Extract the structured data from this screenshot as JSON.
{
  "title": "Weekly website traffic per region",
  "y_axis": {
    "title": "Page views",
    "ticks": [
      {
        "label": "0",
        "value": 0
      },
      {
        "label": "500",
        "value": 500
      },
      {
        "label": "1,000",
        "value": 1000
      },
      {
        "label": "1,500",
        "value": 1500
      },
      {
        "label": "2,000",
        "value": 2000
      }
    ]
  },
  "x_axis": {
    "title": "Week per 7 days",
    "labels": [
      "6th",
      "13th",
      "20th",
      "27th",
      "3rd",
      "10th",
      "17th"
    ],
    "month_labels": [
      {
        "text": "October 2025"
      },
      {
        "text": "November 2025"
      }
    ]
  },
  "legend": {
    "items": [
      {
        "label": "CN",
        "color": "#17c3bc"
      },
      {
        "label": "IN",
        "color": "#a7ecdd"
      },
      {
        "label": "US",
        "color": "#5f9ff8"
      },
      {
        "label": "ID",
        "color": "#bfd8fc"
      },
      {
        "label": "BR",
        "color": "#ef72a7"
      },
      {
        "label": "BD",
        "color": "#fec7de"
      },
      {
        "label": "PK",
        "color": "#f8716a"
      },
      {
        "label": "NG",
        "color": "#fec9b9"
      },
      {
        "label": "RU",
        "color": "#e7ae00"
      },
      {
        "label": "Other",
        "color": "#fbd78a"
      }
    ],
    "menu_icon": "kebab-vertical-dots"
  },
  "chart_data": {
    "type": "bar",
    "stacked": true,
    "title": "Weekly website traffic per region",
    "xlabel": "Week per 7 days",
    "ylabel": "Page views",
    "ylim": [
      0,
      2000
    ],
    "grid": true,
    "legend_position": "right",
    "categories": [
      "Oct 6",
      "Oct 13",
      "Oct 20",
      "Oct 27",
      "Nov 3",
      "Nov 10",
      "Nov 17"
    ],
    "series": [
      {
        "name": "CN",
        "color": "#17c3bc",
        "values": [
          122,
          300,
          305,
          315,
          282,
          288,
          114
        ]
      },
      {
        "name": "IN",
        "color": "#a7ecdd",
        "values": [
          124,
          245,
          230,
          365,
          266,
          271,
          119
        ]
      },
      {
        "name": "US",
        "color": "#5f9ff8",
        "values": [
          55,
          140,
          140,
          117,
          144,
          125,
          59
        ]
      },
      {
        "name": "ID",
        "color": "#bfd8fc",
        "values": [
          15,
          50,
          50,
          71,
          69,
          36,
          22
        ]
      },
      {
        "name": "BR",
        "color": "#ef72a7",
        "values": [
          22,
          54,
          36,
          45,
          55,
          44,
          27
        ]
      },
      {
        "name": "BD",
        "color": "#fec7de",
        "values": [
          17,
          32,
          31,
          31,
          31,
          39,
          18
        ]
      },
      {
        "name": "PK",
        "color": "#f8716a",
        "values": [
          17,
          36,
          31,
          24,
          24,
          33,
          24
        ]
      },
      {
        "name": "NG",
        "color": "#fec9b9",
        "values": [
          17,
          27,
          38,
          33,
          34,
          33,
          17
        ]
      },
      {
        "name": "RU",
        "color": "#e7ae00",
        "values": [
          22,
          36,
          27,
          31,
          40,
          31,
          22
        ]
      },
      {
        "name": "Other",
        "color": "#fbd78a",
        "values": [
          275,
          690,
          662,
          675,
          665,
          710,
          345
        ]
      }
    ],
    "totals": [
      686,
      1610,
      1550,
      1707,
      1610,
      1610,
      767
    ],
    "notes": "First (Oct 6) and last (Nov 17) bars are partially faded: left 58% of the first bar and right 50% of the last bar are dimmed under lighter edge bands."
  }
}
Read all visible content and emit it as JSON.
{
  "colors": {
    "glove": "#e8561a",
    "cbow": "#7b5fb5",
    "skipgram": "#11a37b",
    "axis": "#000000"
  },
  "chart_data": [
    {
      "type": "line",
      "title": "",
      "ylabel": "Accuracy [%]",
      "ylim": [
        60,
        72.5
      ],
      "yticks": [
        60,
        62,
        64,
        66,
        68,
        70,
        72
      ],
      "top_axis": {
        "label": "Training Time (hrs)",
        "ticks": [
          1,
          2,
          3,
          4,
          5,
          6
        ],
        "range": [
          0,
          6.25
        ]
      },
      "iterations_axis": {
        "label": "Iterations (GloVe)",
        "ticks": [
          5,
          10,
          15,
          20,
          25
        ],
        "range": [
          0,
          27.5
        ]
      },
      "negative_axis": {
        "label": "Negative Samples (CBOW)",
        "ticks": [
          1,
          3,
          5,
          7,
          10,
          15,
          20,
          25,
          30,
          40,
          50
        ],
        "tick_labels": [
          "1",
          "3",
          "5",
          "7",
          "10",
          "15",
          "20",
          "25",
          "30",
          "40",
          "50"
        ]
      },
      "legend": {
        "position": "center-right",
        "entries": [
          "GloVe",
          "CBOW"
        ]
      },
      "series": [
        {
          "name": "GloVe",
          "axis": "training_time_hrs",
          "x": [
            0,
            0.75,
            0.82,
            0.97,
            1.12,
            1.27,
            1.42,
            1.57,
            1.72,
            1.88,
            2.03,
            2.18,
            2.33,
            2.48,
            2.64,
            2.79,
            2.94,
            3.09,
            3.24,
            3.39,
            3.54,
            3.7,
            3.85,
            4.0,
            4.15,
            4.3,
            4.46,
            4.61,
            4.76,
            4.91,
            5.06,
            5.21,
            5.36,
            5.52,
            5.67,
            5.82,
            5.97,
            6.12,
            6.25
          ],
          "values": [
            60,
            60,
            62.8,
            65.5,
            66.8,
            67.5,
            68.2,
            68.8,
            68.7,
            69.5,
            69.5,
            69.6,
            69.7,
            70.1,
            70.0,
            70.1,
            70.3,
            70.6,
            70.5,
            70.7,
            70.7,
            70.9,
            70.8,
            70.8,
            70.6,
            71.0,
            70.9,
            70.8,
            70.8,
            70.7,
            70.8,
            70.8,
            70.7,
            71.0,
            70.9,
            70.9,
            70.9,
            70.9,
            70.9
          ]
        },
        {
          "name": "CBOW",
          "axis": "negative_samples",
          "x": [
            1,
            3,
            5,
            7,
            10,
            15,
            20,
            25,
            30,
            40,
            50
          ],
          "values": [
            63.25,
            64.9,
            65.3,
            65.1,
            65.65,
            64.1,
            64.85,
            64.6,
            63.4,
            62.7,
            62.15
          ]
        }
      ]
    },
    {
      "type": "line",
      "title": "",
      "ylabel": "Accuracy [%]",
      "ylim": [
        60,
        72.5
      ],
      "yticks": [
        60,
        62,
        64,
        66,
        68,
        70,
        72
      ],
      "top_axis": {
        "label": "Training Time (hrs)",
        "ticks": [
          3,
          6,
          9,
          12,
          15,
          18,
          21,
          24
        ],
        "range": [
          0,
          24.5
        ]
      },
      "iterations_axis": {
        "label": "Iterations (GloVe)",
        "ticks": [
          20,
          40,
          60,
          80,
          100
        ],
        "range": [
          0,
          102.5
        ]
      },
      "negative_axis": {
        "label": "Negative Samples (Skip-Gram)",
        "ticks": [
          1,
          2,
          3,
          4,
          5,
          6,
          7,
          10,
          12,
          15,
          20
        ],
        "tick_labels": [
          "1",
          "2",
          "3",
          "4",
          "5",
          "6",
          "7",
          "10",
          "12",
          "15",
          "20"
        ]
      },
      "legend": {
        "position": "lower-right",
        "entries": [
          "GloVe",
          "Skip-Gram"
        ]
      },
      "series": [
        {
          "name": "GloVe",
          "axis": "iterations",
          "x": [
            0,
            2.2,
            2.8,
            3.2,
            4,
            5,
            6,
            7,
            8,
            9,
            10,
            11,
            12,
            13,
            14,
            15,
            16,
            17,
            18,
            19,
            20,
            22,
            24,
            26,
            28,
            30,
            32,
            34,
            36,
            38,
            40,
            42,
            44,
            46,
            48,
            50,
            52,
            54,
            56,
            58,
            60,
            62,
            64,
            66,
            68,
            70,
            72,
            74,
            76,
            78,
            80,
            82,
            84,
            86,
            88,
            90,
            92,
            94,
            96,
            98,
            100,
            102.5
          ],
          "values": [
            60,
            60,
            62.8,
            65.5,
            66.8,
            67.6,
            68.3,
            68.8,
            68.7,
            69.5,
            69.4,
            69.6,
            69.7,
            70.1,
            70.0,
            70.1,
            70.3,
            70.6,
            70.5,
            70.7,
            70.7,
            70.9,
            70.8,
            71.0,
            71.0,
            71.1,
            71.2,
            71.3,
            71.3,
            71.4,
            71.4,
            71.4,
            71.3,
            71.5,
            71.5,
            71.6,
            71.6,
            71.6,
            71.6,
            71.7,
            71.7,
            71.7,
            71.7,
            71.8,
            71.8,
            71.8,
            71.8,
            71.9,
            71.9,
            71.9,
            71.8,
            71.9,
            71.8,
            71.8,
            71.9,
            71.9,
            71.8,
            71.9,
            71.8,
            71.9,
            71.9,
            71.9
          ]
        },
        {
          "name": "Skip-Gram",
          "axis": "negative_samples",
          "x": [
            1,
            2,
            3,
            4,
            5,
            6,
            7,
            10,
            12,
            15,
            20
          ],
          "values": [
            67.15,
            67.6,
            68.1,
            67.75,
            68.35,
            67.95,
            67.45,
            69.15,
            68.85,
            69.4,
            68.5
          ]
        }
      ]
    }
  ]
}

════════════════════

--- Exercise objective ---
From the data, pick out every line that includes "text".

--- Completed task ---
        "text": "October 2025"
        "text": "November 2025"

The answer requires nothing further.